** start of GIVEN DATA **

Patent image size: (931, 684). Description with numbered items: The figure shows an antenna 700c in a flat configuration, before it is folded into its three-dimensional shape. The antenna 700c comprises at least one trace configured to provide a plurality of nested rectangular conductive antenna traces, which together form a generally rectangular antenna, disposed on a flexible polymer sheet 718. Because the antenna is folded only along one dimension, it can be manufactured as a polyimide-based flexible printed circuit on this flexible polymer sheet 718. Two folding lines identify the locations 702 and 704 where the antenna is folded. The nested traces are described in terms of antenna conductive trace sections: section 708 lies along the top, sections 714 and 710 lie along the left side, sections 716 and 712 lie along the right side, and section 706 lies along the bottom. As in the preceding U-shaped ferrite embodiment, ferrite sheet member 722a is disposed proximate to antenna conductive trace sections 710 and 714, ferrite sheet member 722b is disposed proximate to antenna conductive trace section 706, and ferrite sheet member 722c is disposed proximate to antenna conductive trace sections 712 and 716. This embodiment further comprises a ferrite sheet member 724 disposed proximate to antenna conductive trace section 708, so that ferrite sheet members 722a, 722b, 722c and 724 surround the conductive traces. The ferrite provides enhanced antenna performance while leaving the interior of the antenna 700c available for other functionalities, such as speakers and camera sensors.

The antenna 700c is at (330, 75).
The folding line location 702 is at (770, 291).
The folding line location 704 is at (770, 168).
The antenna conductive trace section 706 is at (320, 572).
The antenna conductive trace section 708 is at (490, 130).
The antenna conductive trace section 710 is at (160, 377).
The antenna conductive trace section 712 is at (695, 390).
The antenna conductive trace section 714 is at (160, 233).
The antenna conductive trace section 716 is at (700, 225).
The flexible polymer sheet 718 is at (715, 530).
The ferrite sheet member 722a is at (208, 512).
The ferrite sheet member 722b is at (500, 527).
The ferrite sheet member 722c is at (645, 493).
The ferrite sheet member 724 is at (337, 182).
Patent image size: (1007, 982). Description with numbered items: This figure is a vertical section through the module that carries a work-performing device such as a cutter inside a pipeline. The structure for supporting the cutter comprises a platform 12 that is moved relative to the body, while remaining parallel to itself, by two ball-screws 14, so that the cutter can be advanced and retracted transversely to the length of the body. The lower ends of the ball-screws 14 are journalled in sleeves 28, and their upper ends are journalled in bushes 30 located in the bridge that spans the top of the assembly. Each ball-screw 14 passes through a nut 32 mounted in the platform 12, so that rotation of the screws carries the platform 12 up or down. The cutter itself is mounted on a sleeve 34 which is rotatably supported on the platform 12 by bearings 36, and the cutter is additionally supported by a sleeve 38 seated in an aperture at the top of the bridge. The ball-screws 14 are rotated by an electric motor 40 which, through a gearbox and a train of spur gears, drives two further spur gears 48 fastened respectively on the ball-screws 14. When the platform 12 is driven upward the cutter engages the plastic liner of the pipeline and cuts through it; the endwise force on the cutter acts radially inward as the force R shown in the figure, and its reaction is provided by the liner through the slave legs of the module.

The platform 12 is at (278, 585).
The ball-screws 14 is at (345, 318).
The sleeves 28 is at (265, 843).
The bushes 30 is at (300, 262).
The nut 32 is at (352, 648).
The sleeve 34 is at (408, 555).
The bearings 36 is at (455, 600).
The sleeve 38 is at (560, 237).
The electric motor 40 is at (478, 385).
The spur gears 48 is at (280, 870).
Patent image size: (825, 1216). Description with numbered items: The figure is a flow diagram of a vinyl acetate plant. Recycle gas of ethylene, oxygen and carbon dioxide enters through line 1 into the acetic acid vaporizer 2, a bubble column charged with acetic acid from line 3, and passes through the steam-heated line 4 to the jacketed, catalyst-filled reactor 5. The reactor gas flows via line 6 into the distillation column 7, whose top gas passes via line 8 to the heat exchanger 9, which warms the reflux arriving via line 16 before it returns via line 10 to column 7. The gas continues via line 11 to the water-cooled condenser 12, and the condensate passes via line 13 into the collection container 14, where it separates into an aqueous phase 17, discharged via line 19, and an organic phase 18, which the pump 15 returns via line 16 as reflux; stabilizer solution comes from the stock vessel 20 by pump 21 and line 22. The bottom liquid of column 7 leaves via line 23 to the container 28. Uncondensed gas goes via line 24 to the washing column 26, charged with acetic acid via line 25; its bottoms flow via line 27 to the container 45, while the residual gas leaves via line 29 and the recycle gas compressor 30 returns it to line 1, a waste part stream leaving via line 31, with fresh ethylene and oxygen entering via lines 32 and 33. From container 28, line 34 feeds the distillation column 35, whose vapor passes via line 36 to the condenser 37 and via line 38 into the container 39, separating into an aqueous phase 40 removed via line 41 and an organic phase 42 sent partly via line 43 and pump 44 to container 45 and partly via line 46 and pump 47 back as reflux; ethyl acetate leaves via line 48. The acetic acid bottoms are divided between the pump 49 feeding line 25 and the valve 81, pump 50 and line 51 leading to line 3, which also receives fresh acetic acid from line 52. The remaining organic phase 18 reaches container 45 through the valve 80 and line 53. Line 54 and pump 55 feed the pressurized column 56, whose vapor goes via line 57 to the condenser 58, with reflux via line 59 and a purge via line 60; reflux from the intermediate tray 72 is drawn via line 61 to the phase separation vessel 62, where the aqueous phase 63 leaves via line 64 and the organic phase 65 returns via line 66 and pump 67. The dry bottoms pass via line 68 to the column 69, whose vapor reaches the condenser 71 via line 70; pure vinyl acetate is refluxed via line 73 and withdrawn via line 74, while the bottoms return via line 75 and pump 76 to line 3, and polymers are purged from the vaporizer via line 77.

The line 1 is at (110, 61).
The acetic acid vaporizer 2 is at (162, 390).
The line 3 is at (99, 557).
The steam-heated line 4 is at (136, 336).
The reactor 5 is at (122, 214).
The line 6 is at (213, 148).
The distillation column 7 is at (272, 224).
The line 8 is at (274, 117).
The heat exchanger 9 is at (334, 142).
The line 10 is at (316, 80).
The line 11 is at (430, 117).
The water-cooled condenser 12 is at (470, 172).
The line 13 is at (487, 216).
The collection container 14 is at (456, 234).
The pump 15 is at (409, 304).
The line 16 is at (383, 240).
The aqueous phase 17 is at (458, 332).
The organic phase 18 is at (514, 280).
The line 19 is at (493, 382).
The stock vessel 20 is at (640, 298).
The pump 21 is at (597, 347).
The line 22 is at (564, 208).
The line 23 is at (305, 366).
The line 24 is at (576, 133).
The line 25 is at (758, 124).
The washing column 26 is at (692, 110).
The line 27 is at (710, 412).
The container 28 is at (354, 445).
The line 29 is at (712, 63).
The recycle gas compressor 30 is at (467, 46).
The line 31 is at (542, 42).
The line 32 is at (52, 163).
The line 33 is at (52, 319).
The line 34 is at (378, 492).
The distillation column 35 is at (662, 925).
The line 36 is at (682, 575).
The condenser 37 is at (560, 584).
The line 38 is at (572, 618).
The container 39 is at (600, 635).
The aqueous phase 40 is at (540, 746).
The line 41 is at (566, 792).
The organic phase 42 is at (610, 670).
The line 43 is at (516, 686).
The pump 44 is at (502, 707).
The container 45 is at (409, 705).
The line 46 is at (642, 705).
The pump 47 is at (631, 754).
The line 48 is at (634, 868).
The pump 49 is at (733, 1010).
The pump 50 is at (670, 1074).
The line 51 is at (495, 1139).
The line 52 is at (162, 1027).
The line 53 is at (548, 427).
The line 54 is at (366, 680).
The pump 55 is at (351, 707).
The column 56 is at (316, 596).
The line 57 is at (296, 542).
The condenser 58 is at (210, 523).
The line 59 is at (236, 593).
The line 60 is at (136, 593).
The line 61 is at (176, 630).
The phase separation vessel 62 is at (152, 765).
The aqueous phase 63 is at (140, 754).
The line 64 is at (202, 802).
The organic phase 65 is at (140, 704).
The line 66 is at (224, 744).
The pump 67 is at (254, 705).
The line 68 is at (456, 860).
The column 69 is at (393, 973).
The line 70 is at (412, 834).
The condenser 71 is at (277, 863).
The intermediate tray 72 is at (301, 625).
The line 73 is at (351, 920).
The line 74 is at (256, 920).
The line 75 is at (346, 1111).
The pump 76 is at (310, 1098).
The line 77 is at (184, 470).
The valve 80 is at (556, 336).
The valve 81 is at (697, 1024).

** end of GIVEN DATA **

▶ **STATED PROBLEM**: Rename "flat configuration" to "planar configuration" in the stretch from the start of the material through the line containing "The antenna conductive trace section 708", changing nothing else. Give back only that stretch.

▶ **ANSWER TO THE PROBLEM**:
Patent image size: (931, 684). Description with numbered items: The figure shows an antenna 700c in a planar configuration, before it is folded into its three-dimensional shape. The antenna 700c comprises at least one trace configured to provide a plurality of nested rectangular conductive antenna traces, which together form a generally rectangular antenna, disposed on a flexible polymer sheet 718. Because the antenna is folded only along one dimension, it can be manufactured as a polyimide-based flexible printed circuit on this flexible polymer sheet 718. Two folding lines identify the locations 702 and 704 where the antenna is folded. The nested traces are described in terms of antenna conductive trace sections: section 708 lies along the top, sections 714 and 710 lie along the left side, sections 716 and 712 lie along the right side, and section 706 lies along the bottom. As in the preceding U-shaped ferrite embodiment, ferrite sheet member 722a is disposed proximate to antenna conductive trace sections 710 and 714, ferrite sheet member 722b is disposed proximate to antenna conductive trace section 706, and ferrite sheet member 722c is disposed proximate to antenna conductive trace sections 712 and 716. This embodiment further comprises a ferrite sheet member 724 disposed proximate to antenna conductive trace section 708, so that ferrite sheet members 722a, 722b, 722c and 724 surround the conductive traces. The ferrite provides enhanced antenna performance while leaving the interior of the antenna 700c available for other functionalities, such as speakers and camera sensors.

The antenna 700c is at (330, 75).
The folding line location 702 is at (770, 291).
The folding line location 704 is at (770, 168).
The antenna conductive trace section 706 is at (320, 572).
The antenna conductive trace section 708 is at (490, 130).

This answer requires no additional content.